» **Stored data entries**:
■ ■ ■
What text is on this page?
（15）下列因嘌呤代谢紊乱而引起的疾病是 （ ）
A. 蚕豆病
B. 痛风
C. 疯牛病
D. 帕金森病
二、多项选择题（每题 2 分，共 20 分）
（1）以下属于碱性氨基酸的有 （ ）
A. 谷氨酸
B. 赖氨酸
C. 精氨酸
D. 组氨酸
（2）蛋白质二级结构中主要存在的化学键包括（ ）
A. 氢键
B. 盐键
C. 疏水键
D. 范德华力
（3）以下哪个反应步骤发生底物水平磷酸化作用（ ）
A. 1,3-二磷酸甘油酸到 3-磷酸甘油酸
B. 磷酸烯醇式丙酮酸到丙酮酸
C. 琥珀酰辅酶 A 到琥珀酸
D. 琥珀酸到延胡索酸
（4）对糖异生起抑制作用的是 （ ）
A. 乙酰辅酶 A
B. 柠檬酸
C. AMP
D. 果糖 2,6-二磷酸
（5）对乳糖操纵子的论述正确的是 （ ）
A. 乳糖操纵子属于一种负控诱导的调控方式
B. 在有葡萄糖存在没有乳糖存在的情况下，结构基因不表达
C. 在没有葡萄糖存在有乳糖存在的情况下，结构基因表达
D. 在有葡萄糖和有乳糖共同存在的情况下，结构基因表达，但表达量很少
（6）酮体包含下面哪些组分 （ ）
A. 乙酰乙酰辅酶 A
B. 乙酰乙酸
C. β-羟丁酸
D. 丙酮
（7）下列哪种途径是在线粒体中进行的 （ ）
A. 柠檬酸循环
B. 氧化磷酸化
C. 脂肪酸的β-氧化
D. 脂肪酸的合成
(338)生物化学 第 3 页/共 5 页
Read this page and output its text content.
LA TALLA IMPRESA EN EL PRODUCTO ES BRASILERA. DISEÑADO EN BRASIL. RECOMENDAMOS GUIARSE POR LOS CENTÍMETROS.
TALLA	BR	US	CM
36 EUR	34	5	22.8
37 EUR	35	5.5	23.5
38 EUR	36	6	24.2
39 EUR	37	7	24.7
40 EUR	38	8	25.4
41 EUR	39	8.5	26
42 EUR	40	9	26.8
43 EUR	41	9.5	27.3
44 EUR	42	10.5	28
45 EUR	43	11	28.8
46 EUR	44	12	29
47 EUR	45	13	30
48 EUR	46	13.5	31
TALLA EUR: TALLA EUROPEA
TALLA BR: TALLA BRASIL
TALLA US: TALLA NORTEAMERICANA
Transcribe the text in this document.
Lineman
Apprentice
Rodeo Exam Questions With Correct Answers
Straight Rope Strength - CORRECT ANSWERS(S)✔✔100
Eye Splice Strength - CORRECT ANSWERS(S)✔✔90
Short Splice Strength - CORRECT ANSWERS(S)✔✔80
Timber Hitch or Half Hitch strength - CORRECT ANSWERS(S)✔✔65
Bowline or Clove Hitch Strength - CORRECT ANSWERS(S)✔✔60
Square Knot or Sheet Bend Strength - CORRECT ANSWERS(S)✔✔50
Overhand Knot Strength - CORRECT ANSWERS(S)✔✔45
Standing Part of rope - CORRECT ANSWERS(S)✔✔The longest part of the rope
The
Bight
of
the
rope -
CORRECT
■ ■ ■
» **WRITTEN TASK**:
Report how many lines in the data include the word "this", and give nothing but the count.

» **TASK RESPONSE**:
3